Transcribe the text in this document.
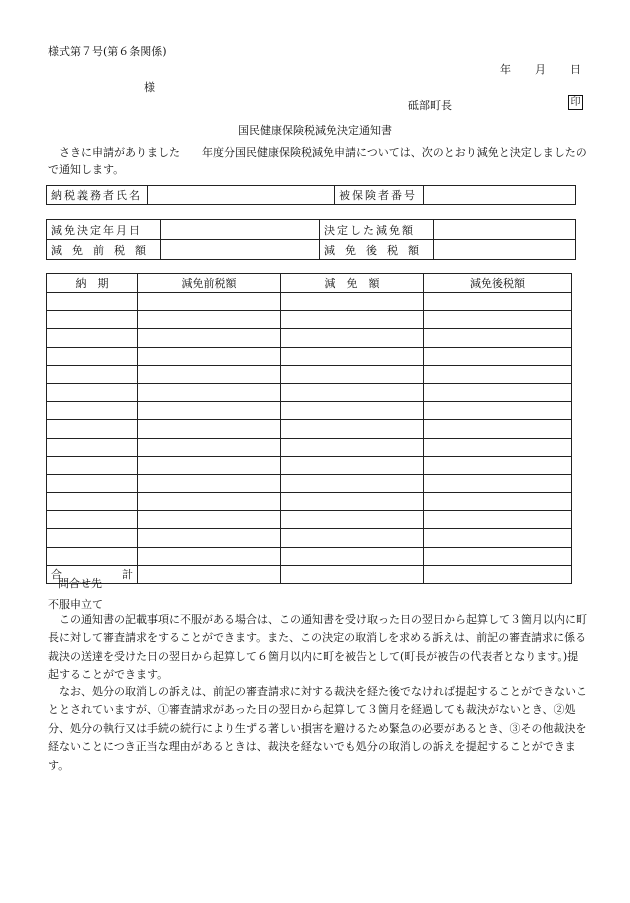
様式第７号(第６条関係)
年 月 日
様
砥部町長	印
国民健康保険税減免決定通知書
さきに申請がありました　　年度分国民健康保険税減免申請については、次のとおり減免と決定しましたので通知します。
納税義務者氏名		被保険者番号	
減免決定年月日		決定した減免額	
減免前税額		減免後税額	
納　期	減免前税額	減　免　額	減免後税額

合 計			

問合せ先
不服申立て
この通知書の記載事項に不服がある場合は、この通知書を受け取った日の翌日から起算して３箇月以内に町長に対して審査請求をすることができます。また、この決定の取消しを求める訴えは、前記の審査請求に係る裁決の送達を受けた日の翌日から起算して６箇月以内に町を被告として(町長が被告の代表者となります。)提起することができます。
なお、処分の取消しの訴えは、前記の審査請求に対する裁決を経た後でなければ提起することができないこととされていますが、①審査請求があった日の翌日から起算して３箇月を経過しても裁決がないとき、②処分、処分の執行又は手続の続行により生ずる著しい損害を避けるため緊急の必要があるとき、③その他裁決を経ないことにつき正当な理由があるときは、裁決を経ないでも処分の取消しの訴えを提起することができます。
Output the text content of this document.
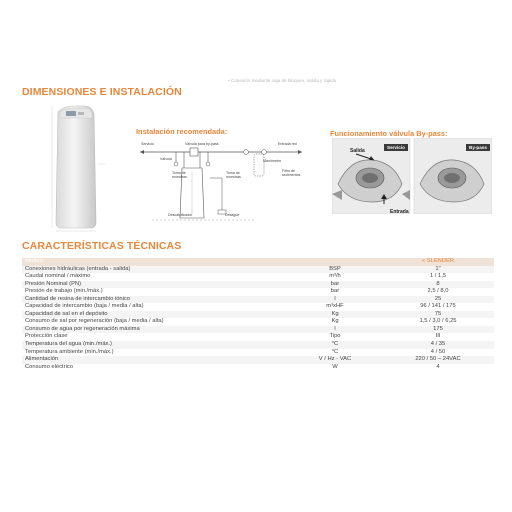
• Conexión mediante caja de bloqueo, salida y rápido
DIMENSIONES E INSTALACIÓN
Instalación recomendada:
Servicio	Válvula para by-pass	Entrada red
Válvula
Toma de muestras
Toma de muestras
Manómetro
Filtro de sedimentos
Descalcificador	Desagüe
Funcionamiento válvula By-pass:
Salida
Servicio	By-pass
Entrada
CARACTERÍSTICAS TÉCNICAS
Modelo		« SLENDER
Conexiones hidráulicas (entrada - salida)	BSP	1"
Caudal nominal / máximo	m³/h	1 / 1,5
Presión Nominal (PN)	bar	8
Presión de trabajo (min./máx.)	bar	2,5 / 8,0
Cantidad de resina de intercambio iónico	l	25
Capacidad de intercambio (baja / media / alta)	m³xHF	96 / 141 / 175
Capacidad de sal en el depósito	Kg	75
Consumo de sal por regeneración (baja / media / alta)	Kg	1,5 / 3,0 / 6,25
Consumo de agua por regeneración máxima	l	175
Protección clase	Tipo	III
Temperatura del agua (min./máx.)	°C	4 / 35
Temperatura ambiente (min./máx.)	°C	4 / 50
Alimentación	V / Hz - VAC	220 / 50 – 24VAC
Consumo eléctrico	W	4
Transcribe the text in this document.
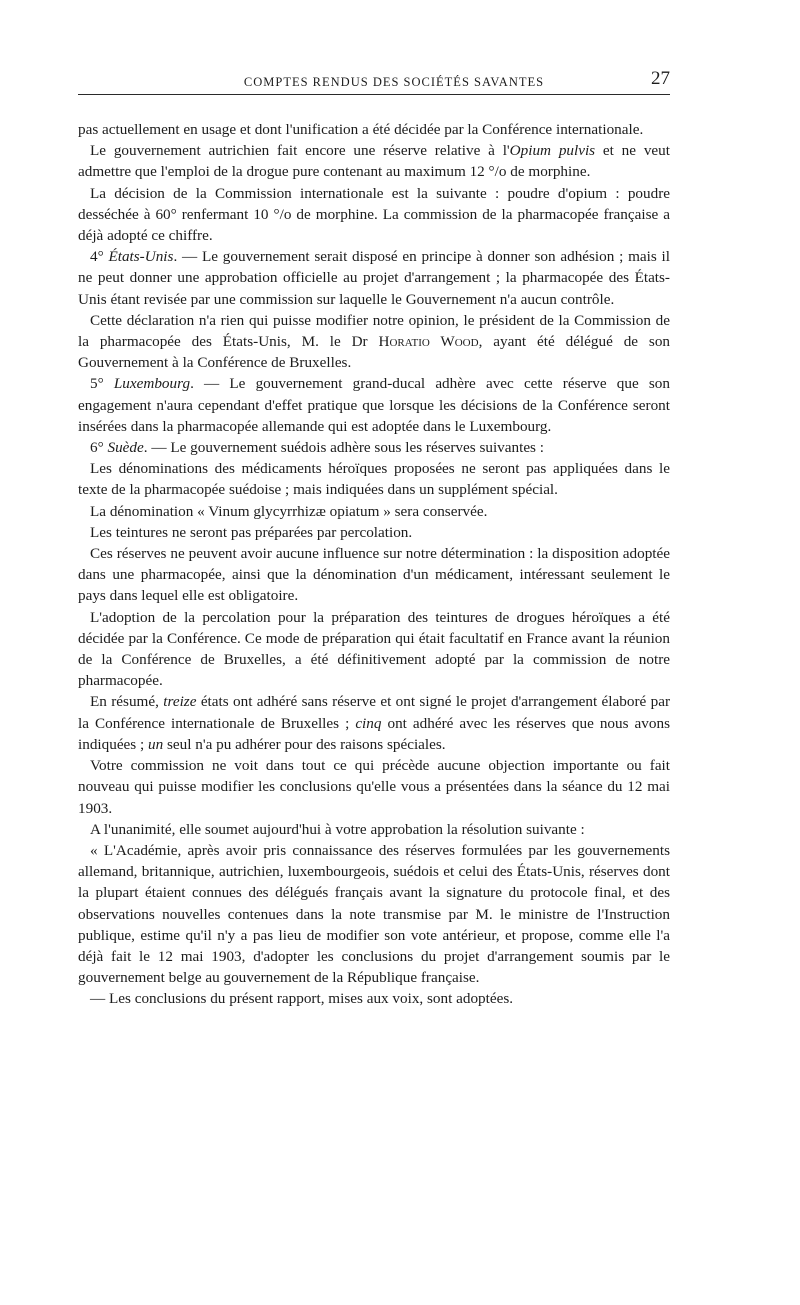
COMPTES RENDUS DES SOCIÉTÉS SAVANTES	27

pas actuellement en usage et dont l'unification a été décidée par la Conférence internationale.

Le gouvernement autrichien fait encore une réserve relative à l'Opium pulvis et ne veut admettre que l'emploi de la drogue pure contenant au maximum 12 °/o de morphine.

La décision de la Commission internationale est la suivante : poudre d'opium : poudre desséchée à 60° renfermant 10 °/o de morphine. La commission de la pharmacopée française a déjà adopté ce chiffre.

4° États-Unis. — Le gouvernement serait disposé en principe à donner son adhésion ; mais il ne peut donner une approbation officielle au projet d'arrangement ; la pharmacopée des États-Unis étant revisée par une commission sur laquelle le Gouvernement n'a aucun contrôle.

Cette déclaration n'a rien qui puisse modifier notre opinion, le président de la Commission de la pharmacopée des États-Unis, M. le Dr Horatio Wood, ayant été délégué de son Gouvernement à la Conférence de Bruxelles.

5° Luxembourg. — Le gouvernement grand-ducal adhère avec cette réserve que son engagement n'aura cependant d'effet pratique que lorsque les décisions de la Conférence seront insérées dans la pharmacopée allemande qui est adoptée dans le Luxembourg.

6° Suède. — Le gouvernement suédois adhère sous les réserves suivantes :

Les dénominations des médicaments héroïques proposées ne seront pas appliquées dans le texte de la pharmacopée suédoise ; mais indiquées dans un supplément spécial.

La dénomination « Vinum glycyrrhizæ opiatum » sera conservée.

Les teintures ne seront pas préparées par percolation.

Ces réserves ne peuvent avoir aucune influence sur notre détermination : la disposition adoptée dans une pharmacopée, ainsi que la dénomination d'un médicament, intéressant seulement le pays dans lequel elle est obligatoire.

L'adoption de la percolation pour la préparation des teintures de drogues héroïques a été décidée par la Conférence. Ce mode de préparation qui était facultatif en France avant la réunion de la Conférence de Bruxelles, a été définitivement adopté par la commission de notre pharmacopée.

En résumé, treize états ont adhéré sans réserve et ont signé le projet d'arrangement élaboré par la Conférence internationale de Bruxelles ; cinq ont adhéré avec les réserves que nous avons indiquées ; un seul n'a pu adhérer pour des raisons spéciales.

Votre commission ne voit dans tout ce qui précède aucune objection importante ou fait nouveau qui puisse modifier les conclusions qu'elle vous a présentées dans la séance du 12 mai 1903.

A l'unanimité, elle soumet aujourd'hui à votre approbation la résolution suivante :

« L'Académie, après avoir pris connaissance des réserves formulées par les gouvernements allemand, britannique, autrichien, luxembourgeois, suédois et celui des États-Unis, réserves dont la plupart étaient connues des délégués français avant la signature du protocole final, et des observations nouvelles contenues dans la note transmise par M. le ministre de l'Instruction publique, estime qu'il n'y a pas lieu de modifier son vote antérieur, et propose, comme elle l'a déjà fait le 12 mai 1903, d'adopter les conclusions du projet d'arrangement soumis par le gouvernement belge au gouvernement de la République française.

— Les conclusions du présent rapport, mises aux voix, sont adoptées.
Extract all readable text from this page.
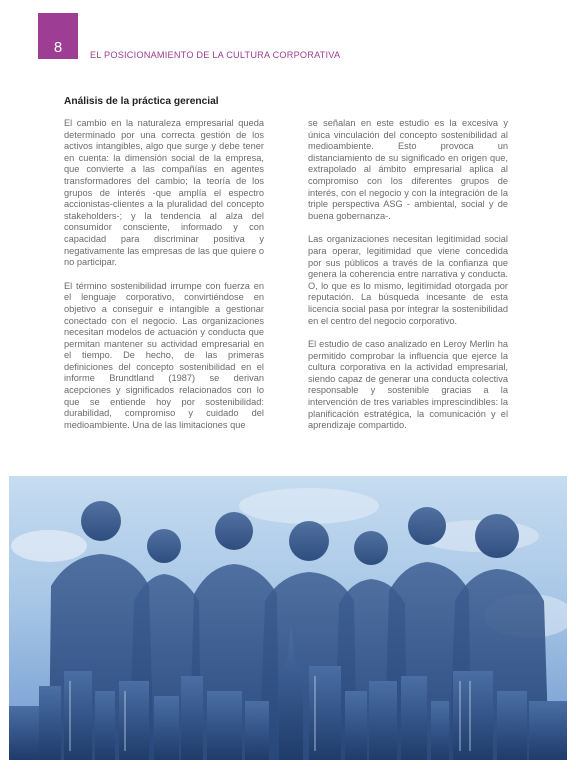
8	EL POSICIONAMIENTO DE LA CULTURA CORPORATIVA
Análisis de la práctica gerencial

El cambio en la naturaleza empresarial queda determinado por una correcta gestión de los activos intangibles, algo que surge y debe tener en cuenta: la dimensión social de la empresa, que convierte a las compañías en agentes transformadores del cambio; la teoría de los grupos de interés -que amplía el espectro accionistas-clientes a la pluralidad del concepto stakeholders-; y la tendencia al alza del consumidor consciente, informado y con capacidad para discriminar positiva y negativamente las empresas de las que quiere o no participar.

El término sostenibilidad irrumpe con fuerza en el lenguaje corporativo, convirtiéndose en objetivo a conseguir e intangible a gestionar conectado con el negocio. Las organizaciones necesitan modelos de actuación y conducta que permitan mantener su actividad empresarial en el tiempo. De hecho, de las primeras definiciones del concepto sostenibilidad en el informe Brundtland (1987) se derivan acepciones y significados relacionados con lo que se entiende hoy por sostenibilidad: durabilidad, compromiso y cuidado del medioambiente. Una de las limitaciones que

se señalan en este estudio es la excesiva y única vinculación del concepto sostenibilidad al medioambiente. Esto provoca un distanciamiento de su significado en origen que, extrapolado al ámbito empresarial aplica al compromiso con los diferentes grupos de interés, con el negocio y con la integración de la triple perspectiva ASG - ambiental, social y de buena gobernanza-.

Las organizaciones necesitan legitimidad social para operar, legitimidad que viene concedida por sus públicos a través de la confianza que genera la coherencia entre narrativa y conducta. O, lo que es lo mismo, legitimidad otorgada por reputación. La búsqueda incesante de esta licencia social pasa por integrar la sostenibilidad en el centro del negocio corporativo.

El estudio de caso analizado en Leroy Merlin ha permitido comprobar la influencia que ejerce la cultura corporativa en la actividad empresarial, siendo capaz de generar una conducta colectiva responsable y sostenible gracias a la intervención de tres variables imprescindibles: la planificación estratégica, la comunicación y el aprendizaje compartido.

★ ★ ★ ★ ★ ★ ★

▸ **Your instructions**
Every line of the data above should be quoted exactly. Omit the pictures.

▸ **Solution to this problem**
Transcribe the text in this document.
様式第７号(第６条関係)
年 月 日
様
砥部町長	印
国民健康保険税減免決定通知書
さきに申請がありました　　年度分国民健康保険税減免申請については、次のとおり減免と決定しましたので通知します。
納税義務者氏名		被保険者番号	
減免決定年月日		決定した減免額	
減免前税額		減免後税額	
納　期	減免前税額	減　免　額	減免後税額

合 計			

問合せ先
不服申立て
この通知書の記載事項に不服がある場合は、この通知書を受け取った日の翌日から起算して３箇月以内に町長に対して審査請求をすることができます。また、この決定の取消しを求める訴えは、前記の審査請求に係る裁決の送達を受けた日の翌日から起算して６箇月以内に町を被告として(町長が被告の代表者となります。)提起することができます。
なお、処分の取消しの訴えは、前記の審査請求に対する裁決を経た後でなければ提起することができないこととされていますが、①審査請求があった日の翌日から起算して３箇月を経過しても裁決がないとき、②処分、処分の執行又は手続の続行により生ずる著しい損害を避けるため緊急の必要があるとき、③その他裁決を経ないことにつき正当な理由があるときは、裁決を経ないでも処分の取消しの訴えを提起することができます。
Output the text content of this document.
• Conexión mediante caja de bloqueo, salida y rápido
DIMENSIONES E INSTALACIÓN
Instalación recomendada:
Servicio	Válvula para by-pass	Entrada red
Válvula
Toma de muestras
Toma de muestras
Manómetro
Filtro de sedimentos
Descalcificador	Desagüe
Funcionamiento válvula By-pass:
Salida
Servicio	By-pass
Entrada
CARACTERÍSTICAS TÉCNICAS
Modelo		« SLENDER
Conexiones hidráulicas (entrada - salida)	BSP	1"
Caudal nominal / máximo	m³/h	1 / 1,5
Presión Nominal (PN)	bar	8
Presión de trabajo (min./máx.)	bar	2,5 / 8,0
Cantidad de resina de intercambio iónico	l	25
Capacidad de intercambio (baja / media / alta)	m³xHF	96 / 141 / 175
Capacidad de sal en el depósito	Kg	75
Consumo de sal por regeneración (baja / media / alta)	Kg	1,5 / 3,0 / 6,25
Consumo de agua por regeneración máxima	l	175
Protección clase	Tipo	III
Temperatura del agua (min./máx.)	°C	4 / 35
Temperatura ambiente (min./máx.)	°C	4 / 50
Alimentación	V / Hz - VAC	220 / 50 – 24VAC
Consumo eléctrico	W	4
Transcribe the text in this document.
COMPTES RENDUS DES SOCIÉTÉS SAVANTES	27

pas actuellement en usage et dont l'unification a été décidée par la Conférence internationale.

Le gouvernement autrichien fait encore une réserve relative à l'Opium pulvis et ne veut admettre que l'emploi de la drogue pure contenant au maximum 12 °/o de morphine.

La décision de la Commission internationale est la suivante : poudre d'opium : poudre desséchée à 60° renfermant 10 °/o de morphine. La commission de la pharmacopée française a déjà adopté ce chiffre.

4° États-Unis. — Le gouvernement serait disposé en principe à donner son adhésion ; mais il ne peut donner une approbation officielle au projet d'arrangement ; la pharmacopée des États-Unis étant revisée par une commission sur laquelle le Gouvernement n'a aucun contrôle.

Cette déclaration n'a rien qui puisse modifier notre opinion, le président de la Commission de la pharmacopée des États-Unis, M. le Dr Horatio Wood, ayant été délégué de son Gouvernement à la Conférence de Bruxelles.

5° Luxembourg. — Le gouvernement grand-ducal adhère avec cette réserve que son engagement n'aura cependant d'effet pratique que lorsque les décisions de la Conférence seront insérées dans la pharmacopée allemande qui est adoptée dans le Luxembourg.

6° Suède. — Le gouvernement suédois adhère sous les réserves suivantes :

Les dénominations des médicaments héroïques proposées ne seront pas appliquées dans le texte de la pharmacopée suédoise ; mais indiquées dans un supplément spécial.

La dénomination « Vinum glycyrrhizæ opiatum » sera conservée.

Les teintures ne seront pas préparées par percolation.

Ces réserves ne peuvent avoir aucune influence sur notre détermination : la disposition adoptée dans une pharmacopée, ainsi que la dénomination d'un médicament, intéressant seulement le pays dans lequel elle est obligatoire.

L'adoption de la percolation pour la préparation des teintures de drogues héroïques a été décidée par la Conférence. Ce mode de préparation qui était facultatif en France avant la réunion de la Conférence de Bruxelles, a été définitivement adopté par la commission de notre pharmacopée.

En résumé, treize états ont adhéré sans réserve et ont signé le projet d'arrangement élaboré par la Conférence internationale de Bruxelles ; cinq ont adhéré avec les réserves que nous avons indiquées ; un seul n'a pu adhérer pour des raisons spéciales.

Votre commission ne voit dans tout ce qui précède aucune objection importante ou fait nouveau qui puisse modifier les conclusions qu'elle vous a présentées dans la séance du 12 mai 1903.

A l'unanimité, elle soumet aujourd'hui à votre approbation la résolution suivante :

« L'Académie, après avoir pris connaissance des réserves formulées par les gouvernements allemand, britannique, autrichien, luxembourgeois, suédois et celui des États-Unis, réserves dont la plupart étaient connues des délégués français avant la signature du protocole final, et des observations nouvelles contenues dans la note transmise par M. le ministre de l'Instruction publique, estime qu'il n'y a pas lieu de modifier son vote antérieur, et propose, comme elle l'a déjà fait le 12 mai 1903, d'adopter les conclusions du projet d'arrangement soumis par le gouvernement belge au gouvernement de la République française.

— Les conclusions du présent rapport, mises aux voix, sont adoptées.
Extract all readable text from this page.
8	EL POSICIONAMIENTO DE LA CULTURA CORPORATIVA
Análisis de la práctica gerencial

El cambio en la naturaleza empresarial queda determinado por una correcta gestión de los activos intangibles, algo que surge y debe tener en cuenta: la dimensión social de la empresa, que convierte a las compañías en agentes transformadores del cambio; la teoría de los grupos de interés -que amplía el espectro accionistas-clientes a la pluralidad del concepto stakeholders-; y la tendencia al alza del consumidor consciente, informado y con capacidad para discriminar positiva y negativamente las empresas de las que quiere o no participar.

El término sostenibilidad irrumpe con fuerza en el lenguaje corporativo, convirtiéndose en objetivo a conseguir e intangible a gestionar conectado con el negocio. Las organizaciones necesitan modelos de actuación y conducta que permitan mantener su actividad empresarial en el tiempo. De hecho, de las primeras definiciones del concepto sostenibilidad en el informe Brundtland (1987) se derivan acepciones y significados relacionados con lo que se entiende hoy por sostenibilidad: durabilidad, compromiso y cuidado del medioambiente. Una de las limitaciones que

se señalan en este estudio es la excesiva y única vinculación del concepto sostenibilidad al medioambiente. Esto provoca un distanciamiento de su significado en origen que, extrapolado al ámbito empresarial aplica al compromiso con los diferentes grupos de interés, con el negocio y con la integración de la triple perspectiva ASG - ambiental, social y de buena gobernanza-.

Las organizaciones necesitan legitimidad social para operar, legitimidad que viene concedida por sus públicos a través de la confianza que genera la coherencia entre narrativa y conducta. O, lo que es lo mismo, legitimidad otorgada por reputación. La búsqueda incesante de esta licencia social pasa por integrar la sostenibilidad en el centro del negocio corporativo.

El estudio de caso analizado en Leroy Merlin ha permitido comprobar la influencia que ejerce la cultura corporativa en la actividad empresarial, siendo capaz de generar una conducta colectiva responsable y sostenible gracias a la intervención de tres variables imprescindibles: la planificación estratégica, la comunicación y el aprendizaje compartido.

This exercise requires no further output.